→ WHAT THE TASK REQUIRES
Return each line containing the string "flow".

Collected data entries:
──────

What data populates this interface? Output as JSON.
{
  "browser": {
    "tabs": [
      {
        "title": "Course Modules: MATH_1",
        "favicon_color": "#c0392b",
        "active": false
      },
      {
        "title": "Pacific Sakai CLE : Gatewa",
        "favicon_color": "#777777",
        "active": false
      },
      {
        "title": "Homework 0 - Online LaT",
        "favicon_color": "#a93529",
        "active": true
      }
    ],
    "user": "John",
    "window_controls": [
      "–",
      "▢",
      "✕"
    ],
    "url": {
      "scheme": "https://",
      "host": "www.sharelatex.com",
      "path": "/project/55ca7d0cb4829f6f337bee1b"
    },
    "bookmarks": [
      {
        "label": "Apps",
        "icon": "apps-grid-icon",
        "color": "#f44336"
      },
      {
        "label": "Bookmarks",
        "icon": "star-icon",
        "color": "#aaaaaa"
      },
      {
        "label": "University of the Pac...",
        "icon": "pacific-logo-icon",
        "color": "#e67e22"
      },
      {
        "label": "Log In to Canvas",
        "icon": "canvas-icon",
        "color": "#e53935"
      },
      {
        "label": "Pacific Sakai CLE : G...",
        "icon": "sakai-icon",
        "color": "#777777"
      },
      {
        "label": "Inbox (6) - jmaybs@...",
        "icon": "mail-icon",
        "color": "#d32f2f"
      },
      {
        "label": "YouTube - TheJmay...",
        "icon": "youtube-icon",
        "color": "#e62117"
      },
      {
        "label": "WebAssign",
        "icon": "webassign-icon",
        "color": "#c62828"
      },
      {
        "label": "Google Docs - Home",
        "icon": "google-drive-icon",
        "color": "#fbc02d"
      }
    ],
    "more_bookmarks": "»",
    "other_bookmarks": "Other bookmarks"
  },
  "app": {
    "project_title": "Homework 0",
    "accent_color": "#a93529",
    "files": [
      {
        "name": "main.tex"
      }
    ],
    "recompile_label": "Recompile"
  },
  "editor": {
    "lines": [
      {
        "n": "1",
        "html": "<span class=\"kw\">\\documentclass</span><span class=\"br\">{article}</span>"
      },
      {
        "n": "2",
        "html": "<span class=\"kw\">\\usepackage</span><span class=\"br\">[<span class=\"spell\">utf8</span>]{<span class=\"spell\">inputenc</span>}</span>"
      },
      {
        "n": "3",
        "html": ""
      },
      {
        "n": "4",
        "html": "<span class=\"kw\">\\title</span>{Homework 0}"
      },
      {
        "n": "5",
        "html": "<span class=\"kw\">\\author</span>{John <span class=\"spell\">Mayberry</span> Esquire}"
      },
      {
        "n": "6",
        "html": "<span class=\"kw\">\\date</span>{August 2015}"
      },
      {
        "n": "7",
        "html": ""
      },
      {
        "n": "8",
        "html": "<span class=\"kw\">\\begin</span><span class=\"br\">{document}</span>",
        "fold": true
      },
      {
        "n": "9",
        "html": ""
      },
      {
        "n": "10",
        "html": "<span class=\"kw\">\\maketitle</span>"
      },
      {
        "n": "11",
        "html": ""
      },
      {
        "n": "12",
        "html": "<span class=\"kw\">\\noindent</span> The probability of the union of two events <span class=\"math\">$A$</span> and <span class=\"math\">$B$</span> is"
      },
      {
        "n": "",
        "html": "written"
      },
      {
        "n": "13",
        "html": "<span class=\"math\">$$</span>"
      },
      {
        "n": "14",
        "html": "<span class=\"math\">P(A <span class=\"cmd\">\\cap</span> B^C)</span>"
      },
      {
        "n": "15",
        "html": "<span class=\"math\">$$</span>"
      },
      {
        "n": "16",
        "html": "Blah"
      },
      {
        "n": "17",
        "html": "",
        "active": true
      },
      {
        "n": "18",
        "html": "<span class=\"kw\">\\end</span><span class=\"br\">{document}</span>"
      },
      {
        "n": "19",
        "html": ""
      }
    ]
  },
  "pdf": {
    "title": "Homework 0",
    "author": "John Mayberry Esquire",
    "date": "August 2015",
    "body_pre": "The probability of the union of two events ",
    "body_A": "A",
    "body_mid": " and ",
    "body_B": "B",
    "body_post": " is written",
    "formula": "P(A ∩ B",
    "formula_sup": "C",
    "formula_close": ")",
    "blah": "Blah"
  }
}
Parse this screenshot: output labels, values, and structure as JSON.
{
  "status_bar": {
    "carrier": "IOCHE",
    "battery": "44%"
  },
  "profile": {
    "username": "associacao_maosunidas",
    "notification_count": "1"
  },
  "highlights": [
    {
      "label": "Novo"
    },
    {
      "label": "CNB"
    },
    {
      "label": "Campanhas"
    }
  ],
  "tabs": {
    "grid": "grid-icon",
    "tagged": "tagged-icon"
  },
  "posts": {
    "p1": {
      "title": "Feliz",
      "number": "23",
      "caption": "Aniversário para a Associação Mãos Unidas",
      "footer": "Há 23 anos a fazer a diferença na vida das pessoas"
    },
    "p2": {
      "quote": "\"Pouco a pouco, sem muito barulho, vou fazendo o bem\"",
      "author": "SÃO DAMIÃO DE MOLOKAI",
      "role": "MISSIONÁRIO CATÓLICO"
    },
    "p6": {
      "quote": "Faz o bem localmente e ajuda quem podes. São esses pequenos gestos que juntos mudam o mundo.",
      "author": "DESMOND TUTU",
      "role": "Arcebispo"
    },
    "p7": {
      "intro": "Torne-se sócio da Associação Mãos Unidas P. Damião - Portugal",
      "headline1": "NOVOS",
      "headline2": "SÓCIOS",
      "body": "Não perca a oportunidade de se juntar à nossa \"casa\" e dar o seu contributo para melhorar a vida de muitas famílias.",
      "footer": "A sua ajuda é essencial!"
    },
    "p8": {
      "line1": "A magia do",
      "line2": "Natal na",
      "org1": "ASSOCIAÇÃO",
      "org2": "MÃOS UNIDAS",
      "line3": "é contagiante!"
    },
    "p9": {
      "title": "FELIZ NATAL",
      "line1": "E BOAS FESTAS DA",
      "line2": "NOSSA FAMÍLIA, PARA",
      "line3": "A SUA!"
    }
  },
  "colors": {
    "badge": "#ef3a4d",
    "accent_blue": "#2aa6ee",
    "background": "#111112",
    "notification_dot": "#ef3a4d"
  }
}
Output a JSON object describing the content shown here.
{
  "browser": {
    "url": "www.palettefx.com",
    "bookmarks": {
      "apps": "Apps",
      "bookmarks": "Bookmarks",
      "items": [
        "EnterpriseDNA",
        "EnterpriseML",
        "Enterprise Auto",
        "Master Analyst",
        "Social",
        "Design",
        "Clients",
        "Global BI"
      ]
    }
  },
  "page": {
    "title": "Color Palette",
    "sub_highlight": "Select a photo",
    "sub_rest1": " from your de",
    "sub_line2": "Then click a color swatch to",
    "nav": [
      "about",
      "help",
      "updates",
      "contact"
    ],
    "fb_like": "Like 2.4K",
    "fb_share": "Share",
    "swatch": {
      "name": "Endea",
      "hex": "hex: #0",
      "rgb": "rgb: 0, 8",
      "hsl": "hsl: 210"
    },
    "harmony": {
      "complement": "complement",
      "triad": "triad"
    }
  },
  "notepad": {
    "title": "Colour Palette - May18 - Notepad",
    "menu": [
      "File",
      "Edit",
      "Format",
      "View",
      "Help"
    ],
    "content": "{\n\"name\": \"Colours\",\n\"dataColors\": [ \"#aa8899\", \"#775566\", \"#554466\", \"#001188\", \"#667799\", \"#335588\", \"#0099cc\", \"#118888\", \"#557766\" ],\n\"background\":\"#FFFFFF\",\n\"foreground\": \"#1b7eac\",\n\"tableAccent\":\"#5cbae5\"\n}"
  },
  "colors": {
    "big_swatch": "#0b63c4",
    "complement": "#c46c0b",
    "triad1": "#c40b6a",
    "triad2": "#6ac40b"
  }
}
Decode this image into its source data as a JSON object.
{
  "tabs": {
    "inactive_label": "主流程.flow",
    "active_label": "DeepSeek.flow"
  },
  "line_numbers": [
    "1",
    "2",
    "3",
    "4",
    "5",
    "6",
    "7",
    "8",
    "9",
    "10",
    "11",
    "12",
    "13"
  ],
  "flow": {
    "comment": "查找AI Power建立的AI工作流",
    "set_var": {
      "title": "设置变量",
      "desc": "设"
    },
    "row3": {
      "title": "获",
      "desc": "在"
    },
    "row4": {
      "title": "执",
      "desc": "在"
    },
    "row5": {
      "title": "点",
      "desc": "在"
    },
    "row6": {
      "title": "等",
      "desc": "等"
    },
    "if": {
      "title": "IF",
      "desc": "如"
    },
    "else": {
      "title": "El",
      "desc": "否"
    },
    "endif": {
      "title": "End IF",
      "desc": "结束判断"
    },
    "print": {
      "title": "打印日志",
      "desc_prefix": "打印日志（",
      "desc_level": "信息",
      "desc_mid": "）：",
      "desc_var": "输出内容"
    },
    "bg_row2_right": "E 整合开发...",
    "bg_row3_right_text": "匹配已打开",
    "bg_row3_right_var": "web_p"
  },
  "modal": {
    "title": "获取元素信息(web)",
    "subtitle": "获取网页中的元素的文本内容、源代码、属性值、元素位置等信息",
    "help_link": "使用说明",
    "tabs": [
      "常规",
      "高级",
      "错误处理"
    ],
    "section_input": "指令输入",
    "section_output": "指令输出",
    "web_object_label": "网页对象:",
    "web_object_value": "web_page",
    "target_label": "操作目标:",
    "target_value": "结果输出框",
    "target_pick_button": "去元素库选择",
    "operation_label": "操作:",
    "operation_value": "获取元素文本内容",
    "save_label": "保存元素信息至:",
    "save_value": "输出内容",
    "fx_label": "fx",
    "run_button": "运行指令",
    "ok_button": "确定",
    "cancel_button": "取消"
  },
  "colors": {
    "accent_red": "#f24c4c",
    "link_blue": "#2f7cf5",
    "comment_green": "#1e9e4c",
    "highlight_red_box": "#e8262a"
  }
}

──────

→ EXERCISE RESPONSE
    "inactive_label": "主流程.flow",
    "active_label": "DeepSeek.flow"
  "flow": {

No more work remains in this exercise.